### Task goal
Pull each line holding "this" out of the entries below.

### Items
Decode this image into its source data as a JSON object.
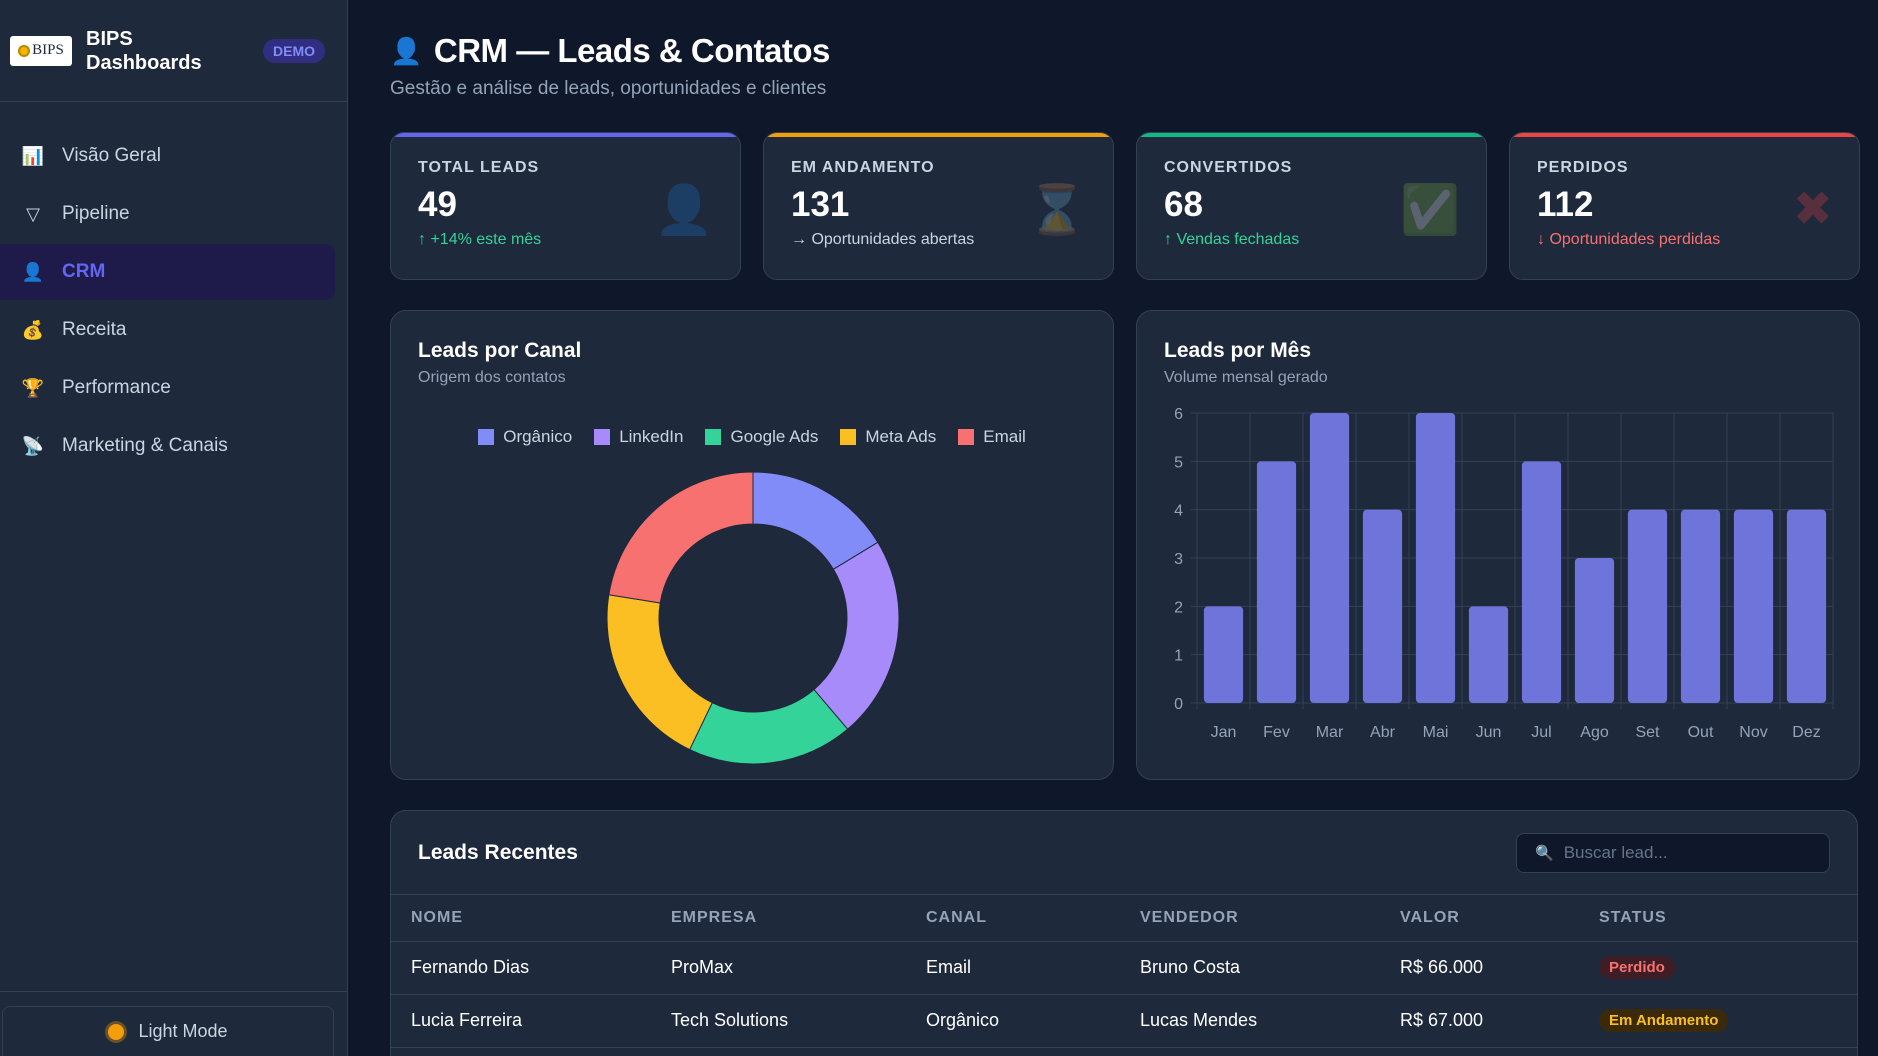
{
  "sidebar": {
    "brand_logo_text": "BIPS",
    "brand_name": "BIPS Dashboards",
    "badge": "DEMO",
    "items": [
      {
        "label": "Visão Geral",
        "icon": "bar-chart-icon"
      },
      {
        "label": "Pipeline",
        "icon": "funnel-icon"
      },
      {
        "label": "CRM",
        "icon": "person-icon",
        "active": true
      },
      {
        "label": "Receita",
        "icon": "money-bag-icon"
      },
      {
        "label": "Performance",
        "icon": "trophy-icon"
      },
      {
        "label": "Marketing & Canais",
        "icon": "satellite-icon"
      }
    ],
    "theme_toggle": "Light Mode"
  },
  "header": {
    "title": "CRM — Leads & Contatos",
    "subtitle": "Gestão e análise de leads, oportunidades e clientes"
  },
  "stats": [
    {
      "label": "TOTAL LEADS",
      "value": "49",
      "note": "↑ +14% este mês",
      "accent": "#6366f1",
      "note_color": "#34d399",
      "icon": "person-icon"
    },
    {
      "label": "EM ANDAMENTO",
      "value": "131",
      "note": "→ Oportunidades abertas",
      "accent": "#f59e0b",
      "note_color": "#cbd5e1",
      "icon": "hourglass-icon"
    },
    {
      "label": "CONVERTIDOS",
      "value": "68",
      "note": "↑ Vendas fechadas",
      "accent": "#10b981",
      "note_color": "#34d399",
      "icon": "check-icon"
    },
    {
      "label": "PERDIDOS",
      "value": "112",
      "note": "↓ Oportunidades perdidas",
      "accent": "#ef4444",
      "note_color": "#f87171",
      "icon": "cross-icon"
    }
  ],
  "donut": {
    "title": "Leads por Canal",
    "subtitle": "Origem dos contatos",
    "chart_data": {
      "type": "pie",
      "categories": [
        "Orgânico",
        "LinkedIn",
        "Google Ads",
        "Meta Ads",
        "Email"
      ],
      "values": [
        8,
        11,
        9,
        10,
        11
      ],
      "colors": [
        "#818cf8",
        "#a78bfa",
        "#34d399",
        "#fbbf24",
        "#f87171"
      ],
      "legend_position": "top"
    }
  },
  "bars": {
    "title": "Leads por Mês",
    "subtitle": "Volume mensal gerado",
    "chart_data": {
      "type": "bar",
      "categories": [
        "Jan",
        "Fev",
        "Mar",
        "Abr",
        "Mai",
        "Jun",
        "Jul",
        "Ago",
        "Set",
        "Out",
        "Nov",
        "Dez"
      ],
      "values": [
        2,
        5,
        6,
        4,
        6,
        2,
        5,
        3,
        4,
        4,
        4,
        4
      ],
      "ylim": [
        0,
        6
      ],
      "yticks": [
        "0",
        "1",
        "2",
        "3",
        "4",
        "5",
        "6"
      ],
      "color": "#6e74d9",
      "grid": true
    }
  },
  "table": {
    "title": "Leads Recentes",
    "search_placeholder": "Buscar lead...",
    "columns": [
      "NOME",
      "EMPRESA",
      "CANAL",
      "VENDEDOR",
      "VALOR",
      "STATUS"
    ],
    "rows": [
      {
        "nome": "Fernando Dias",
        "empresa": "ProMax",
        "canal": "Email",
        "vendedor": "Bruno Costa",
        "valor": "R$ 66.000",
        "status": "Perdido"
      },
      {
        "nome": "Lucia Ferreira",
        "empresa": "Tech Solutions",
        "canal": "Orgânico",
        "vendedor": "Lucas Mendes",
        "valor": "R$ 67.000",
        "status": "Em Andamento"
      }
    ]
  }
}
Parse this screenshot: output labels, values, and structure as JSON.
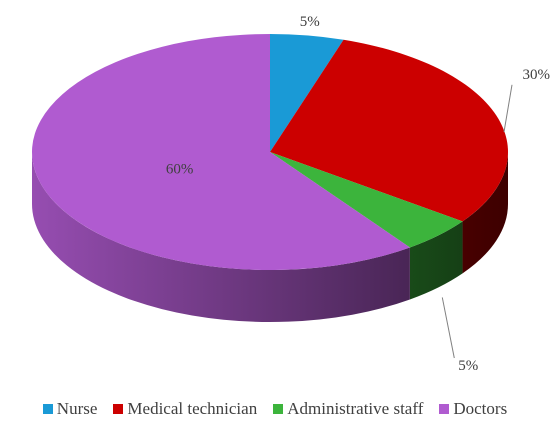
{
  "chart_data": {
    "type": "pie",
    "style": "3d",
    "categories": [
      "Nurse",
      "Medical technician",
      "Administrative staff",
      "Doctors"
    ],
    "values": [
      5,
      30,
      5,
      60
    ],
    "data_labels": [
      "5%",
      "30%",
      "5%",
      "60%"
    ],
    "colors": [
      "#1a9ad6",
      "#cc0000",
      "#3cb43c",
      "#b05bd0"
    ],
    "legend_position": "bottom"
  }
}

### The solution
Decode this image into its source data as a JSON object.
Parse this screenshot: output labels, values, and structure as JSON.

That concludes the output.